-- PROBLEM --
State only the number of lines that include "this".

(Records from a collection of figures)
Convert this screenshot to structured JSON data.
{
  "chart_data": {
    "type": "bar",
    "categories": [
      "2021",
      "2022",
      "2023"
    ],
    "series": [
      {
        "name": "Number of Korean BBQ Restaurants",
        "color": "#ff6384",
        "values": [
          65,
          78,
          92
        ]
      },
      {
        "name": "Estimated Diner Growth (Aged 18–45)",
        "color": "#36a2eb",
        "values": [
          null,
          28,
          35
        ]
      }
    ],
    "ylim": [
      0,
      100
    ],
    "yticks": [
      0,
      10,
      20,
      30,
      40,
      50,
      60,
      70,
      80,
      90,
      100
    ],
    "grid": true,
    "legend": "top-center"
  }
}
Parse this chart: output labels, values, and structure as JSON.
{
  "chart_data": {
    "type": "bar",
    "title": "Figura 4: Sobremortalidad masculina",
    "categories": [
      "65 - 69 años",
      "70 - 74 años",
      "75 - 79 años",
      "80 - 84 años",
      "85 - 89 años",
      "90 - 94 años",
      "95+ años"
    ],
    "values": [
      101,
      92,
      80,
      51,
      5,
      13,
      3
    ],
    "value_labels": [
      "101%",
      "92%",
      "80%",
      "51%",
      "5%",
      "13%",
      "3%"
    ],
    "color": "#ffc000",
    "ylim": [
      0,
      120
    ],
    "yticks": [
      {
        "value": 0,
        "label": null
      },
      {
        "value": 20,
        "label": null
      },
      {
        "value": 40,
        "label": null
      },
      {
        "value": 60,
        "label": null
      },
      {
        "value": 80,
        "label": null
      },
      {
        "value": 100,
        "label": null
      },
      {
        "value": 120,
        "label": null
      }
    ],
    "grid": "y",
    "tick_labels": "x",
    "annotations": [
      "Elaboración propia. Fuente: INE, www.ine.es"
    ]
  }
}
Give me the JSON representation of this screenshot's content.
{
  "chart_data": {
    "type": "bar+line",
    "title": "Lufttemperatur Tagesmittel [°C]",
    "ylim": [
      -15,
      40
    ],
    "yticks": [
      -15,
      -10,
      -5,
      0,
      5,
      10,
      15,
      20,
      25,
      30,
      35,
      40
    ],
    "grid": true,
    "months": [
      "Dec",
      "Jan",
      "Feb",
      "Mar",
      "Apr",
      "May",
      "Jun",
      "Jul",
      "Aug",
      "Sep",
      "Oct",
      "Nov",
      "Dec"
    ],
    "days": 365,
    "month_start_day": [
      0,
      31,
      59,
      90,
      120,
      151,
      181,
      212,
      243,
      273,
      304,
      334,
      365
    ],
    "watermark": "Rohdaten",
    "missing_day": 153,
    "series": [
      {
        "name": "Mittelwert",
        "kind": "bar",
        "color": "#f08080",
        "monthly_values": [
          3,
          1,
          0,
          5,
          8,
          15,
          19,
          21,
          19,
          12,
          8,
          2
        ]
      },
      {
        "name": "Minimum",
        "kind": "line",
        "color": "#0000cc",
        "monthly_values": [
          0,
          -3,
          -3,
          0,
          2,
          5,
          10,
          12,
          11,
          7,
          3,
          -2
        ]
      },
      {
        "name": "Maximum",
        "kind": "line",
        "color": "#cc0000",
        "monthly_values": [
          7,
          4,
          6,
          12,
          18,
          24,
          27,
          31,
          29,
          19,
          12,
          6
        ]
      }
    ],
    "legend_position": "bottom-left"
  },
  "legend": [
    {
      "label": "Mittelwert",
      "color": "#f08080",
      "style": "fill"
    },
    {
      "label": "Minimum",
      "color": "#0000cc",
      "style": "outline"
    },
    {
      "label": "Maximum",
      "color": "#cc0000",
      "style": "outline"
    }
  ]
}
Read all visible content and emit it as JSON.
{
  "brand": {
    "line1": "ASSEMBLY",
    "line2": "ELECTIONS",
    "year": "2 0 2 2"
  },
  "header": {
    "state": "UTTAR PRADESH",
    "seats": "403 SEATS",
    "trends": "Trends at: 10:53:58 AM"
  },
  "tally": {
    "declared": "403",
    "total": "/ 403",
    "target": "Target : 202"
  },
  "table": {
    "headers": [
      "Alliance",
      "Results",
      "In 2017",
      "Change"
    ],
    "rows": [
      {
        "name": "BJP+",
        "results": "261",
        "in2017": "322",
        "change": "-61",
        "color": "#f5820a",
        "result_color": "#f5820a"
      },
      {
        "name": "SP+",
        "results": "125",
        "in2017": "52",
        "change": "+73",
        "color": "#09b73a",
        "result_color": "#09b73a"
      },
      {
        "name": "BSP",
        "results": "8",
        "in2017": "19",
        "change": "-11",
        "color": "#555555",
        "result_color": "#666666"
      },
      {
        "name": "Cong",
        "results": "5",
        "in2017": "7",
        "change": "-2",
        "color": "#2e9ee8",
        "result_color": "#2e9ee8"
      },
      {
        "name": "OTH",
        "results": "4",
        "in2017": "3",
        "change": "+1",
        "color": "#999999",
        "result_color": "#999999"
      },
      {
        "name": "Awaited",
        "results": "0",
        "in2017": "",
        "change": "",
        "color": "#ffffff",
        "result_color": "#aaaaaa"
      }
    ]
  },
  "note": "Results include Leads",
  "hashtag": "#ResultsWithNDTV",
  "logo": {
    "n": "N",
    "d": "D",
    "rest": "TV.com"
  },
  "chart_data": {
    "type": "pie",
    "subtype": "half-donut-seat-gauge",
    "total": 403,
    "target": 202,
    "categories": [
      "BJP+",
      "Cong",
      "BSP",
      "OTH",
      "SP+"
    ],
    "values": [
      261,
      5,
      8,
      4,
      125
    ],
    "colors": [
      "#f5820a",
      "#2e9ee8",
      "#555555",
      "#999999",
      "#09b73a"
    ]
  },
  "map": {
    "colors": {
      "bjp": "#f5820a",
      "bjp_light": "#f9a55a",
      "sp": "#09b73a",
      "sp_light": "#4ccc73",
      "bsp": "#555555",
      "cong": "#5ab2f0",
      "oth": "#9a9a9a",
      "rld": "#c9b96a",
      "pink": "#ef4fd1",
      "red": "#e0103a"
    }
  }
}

-- THE REPLY --
3